• _What is asked_: Present each line of the entries below that holds the word "ЦЕРКОВНОЕ".

• _Exercise inputs_:
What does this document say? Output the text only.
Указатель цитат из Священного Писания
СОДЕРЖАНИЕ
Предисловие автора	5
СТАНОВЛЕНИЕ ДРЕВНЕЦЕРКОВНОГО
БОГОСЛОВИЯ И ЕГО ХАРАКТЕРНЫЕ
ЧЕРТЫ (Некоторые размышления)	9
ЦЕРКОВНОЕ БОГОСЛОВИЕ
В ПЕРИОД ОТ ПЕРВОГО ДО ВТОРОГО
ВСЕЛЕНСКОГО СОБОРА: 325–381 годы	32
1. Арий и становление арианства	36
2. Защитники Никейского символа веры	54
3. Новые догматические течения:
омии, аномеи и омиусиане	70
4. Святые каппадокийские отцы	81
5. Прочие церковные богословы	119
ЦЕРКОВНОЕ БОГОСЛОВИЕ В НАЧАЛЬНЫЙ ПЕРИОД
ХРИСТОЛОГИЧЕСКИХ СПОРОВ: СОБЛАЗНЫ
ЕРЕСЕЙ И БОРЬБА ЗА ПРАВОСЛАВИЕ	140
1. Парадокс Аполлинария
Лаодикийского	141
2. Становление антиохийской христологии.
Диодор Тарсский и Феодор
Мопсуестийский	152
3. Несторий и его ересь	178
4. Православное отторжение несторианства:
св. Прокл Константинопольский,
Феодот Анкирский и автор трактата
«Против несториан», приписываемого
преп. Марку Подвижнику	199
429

• _Exercise result_:
ЦЕРКОВНОЕ БОГОСЛОВИЕ
ЦЕРКОВНОЕ БОГОСЛОВИЕ В НАЧАЛЬНЫЙ ПЕРИОД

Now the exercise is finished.